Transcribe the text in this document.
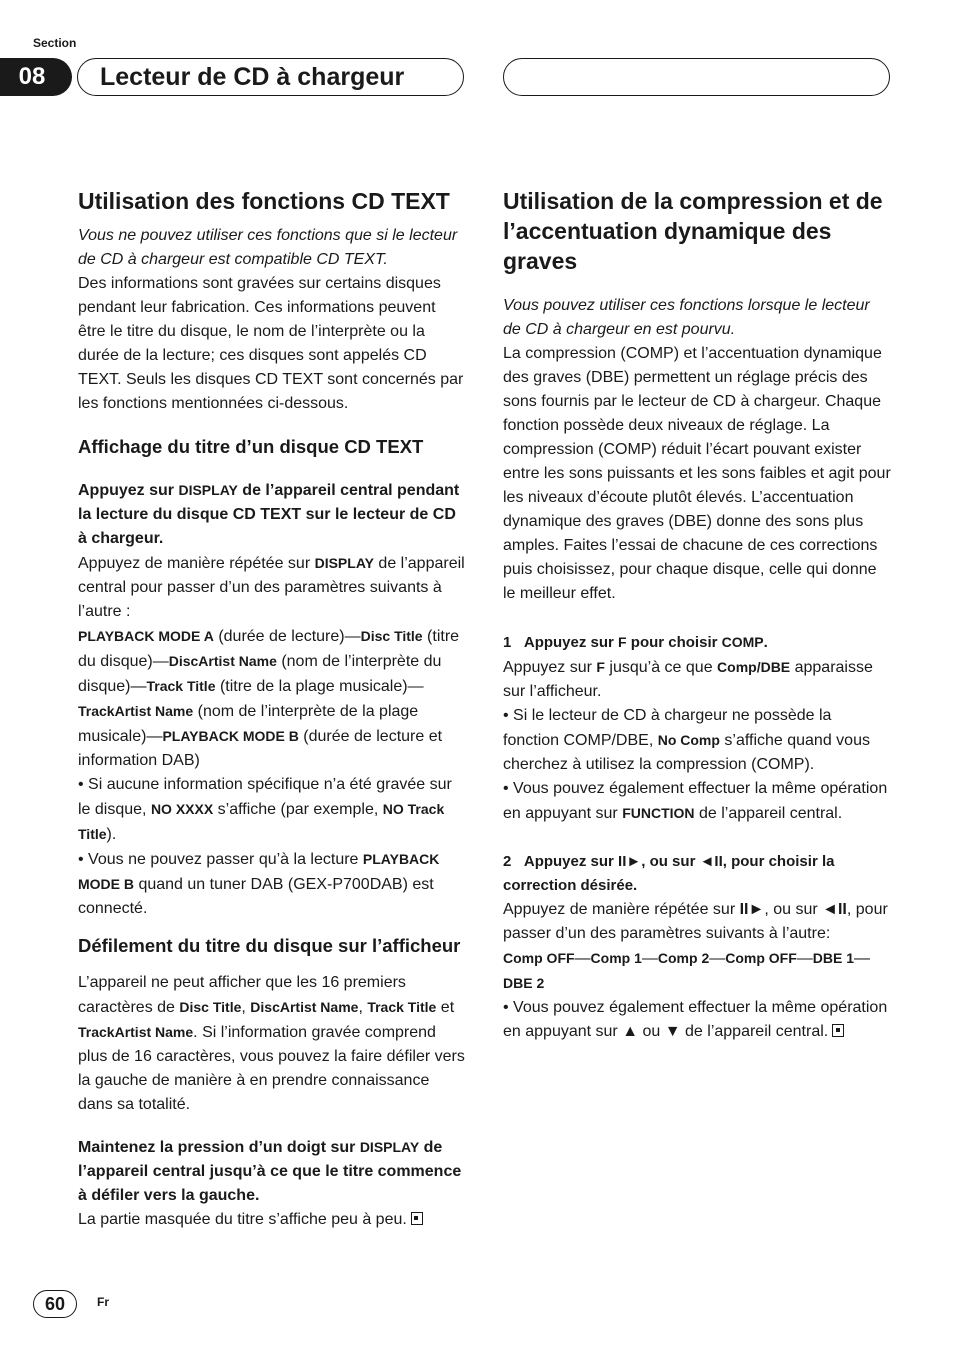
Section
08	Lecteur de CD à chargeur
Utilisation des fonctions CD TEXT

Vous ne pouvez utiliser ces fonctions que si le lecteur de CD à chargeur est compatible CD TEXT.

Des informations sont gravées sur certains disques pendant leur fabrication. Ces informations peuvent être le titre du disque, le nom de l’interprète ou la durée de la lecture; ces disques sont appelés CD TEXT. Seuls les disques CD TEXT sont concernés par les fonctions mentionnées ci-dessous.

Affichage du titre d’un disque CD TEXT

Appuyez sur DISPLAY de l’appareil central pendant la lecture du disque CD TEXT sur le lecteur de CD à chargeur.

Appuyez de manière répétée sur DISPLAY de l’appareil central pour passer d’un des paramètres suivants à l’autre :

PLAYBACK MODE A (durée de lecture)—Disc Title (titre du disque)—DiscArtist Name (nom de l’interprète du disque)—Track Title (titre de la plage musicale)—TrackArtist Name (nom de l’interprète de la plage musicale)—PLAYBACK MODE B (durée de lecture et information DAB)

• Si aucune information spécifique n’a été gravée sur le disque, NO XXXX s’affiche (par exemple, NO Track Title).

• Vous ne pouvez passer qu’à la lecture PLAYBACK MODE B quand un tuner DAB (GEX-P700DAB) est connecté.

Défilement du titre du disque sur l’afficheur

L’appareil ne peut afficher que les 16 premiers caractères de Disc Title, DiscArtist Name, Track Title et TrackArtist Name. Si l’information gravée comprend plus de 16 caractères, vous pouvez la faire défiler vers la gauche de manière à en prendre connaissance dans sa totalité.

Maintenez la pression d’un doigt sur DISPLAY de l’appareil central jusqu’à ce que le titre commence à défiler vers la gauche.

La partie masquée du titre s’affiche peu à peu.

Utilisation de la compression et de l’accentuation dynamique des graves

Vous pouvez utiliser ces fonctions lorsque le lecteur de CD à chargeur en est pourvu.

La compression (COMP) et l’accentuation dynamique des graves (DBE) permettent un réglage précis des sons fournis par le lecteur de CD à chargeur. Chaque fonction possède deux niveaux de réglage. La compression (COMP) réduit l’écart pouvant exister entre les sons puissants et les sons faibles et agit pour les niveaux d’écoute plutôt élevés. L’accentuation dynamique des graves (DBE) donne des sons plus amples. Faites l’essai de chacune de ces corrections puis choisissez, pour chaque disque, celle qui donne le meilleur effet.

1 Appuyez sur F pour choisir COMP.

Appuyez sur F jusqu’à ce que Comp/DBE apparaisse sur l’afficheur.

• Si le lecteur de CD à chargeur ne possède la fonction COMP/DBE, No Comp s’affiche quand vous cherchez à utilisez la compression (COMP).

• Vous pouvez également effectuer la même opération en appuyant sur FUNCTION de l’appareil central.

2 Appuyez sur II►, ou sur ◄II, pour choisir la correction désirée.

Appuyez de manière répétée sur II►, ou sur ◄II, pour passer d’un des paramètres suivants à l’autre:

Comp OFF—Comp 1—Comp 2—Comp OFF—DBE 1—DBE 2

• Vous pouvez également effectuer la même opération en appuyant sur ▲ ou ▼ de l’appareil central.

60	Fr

--

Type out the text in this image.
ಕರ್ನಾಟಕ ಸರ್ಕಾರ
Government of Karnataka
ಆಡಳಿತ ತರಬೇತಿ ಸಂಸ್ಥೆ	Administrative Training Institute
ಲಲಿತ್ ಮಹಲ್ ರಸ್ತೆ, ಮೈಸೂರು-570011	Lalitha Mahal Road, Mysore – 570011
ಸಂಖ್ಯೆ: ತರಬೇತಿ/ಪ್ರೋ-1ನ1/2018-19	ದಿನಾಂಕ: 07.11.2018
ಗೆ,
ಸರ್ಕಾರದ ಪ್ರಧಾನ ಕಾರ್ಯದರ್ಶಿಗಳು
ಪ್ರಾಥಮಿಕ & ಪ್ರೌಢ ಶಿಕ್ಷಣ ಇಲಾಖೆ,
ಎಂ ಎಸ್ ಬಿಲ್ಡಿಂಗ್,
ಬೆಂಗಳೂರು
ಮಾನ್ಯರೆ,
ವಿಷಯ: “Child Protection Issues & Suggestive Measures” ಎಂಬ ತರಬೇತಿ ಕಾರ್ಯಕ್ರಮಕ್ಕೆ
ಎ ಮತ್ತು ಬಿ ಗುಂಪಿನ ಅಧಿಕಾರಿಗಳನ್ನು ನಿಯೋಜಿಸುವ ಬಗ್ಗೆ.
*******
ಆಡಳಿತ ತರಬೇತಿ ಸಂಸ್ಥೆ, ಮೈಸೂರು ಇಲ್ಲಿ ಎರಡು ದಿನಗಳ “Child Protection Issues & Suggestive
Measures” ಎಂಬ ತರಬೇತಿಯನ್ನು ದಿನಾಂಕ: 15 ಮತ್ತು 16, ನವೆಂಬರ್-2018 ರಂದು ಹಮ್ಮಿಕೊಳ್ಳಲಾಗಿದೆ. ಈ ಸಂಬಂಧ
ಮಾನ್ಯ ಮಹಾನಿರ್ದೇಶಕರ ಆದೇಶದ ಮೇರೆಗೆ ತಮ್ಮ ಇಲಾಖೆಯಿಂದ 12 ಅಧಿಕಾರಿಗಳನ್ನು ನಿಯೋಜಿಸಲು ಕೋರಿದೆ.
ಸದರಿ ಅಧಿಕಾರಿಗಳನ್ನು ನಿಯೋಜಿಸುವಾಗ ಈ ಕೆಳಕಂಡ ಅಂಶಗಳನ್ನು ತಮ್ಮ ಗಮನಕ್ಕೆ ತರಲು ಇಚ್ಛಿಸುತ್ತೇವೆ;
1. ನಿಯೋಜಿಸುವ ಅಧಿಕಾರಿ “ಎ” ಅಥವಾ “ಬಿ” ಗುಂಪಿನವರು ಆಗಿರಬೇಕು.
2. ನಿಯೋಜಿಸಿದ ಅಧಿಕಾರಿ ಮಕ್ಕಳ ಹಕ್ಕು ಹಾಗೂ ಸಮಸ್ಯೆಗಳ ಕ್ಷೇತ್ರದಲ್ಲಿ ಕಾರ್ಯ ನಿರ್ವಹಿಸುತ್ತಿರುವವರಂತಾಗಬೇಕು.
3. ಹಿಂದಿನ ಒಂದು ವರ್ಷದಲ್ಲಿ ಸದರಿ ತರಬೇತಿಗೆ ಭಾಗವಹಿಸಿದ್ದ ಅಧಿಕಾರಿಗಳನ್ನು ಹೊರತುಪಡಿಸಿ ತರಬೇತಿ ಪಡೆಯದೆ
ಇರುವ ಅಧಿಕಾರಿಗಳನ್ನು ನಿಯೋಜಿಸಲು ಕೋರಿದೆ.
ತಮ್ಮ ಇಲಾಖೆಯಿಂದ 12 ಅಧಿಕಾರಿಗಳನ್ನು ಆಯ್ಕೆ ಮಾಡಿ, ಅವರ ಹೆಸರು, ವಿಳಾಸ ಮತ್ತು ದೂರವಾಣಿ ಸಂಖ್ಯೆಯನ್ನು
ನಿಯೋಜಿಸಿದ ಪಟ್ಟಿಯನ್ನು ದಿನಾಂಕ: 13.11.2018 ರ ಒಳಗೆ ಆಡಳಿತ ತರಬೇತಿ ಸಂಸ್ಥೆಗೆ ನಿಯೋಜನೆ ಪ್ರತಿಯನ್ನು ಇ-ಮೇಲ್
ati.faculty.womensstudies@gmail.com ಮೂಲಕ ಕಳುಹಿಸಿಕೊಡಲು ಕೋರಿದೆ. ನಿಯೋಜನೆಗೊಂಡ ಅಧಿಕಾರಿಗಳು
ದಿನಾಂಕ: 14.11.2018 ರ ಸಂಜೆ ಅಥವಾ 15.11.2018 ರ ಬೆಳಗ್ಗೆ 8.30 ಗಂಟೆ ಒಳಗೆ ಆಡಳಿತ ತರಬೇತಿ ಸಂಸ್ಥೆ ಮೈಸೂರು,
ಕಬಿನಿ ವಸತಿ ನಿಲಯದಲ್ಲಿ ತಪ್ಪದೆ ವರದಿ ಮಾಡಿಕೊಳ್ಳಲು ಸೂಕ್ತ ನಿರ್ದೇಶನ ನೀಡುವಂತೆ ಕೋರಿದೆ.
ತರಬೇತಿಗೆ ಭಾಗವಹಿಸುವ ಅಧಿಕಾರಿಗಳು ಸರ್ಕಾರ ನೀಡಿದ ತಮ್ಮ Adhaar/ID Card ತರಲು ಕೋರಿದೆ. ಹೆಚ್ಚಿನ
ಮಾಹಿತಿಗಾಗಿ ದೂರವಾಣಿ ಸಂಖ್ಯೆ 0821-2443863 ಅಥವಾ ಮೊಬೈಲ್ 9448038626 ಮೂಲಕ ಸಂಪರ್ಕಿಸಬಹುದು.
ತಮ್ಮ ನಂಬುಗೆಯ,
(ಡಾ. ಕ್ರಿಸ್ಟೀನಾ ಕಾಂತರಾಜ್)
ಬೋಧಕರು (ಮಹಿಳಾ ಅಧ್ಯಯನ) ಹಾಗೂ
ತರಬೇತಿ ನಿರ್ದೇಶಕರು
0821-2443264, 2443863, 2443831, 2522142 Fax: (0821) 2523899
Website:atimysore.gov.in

# [Problem]
Copy every line that includes the string "également" from the material above.

# [Solution]
• Vous pouvez également effectuer la même opération en appuyant sur FUNCTION de l’appareil central.
• Vous pouvez également effectuer la même opération en appuyant sur ▲ ou ▼ de l’appareil central.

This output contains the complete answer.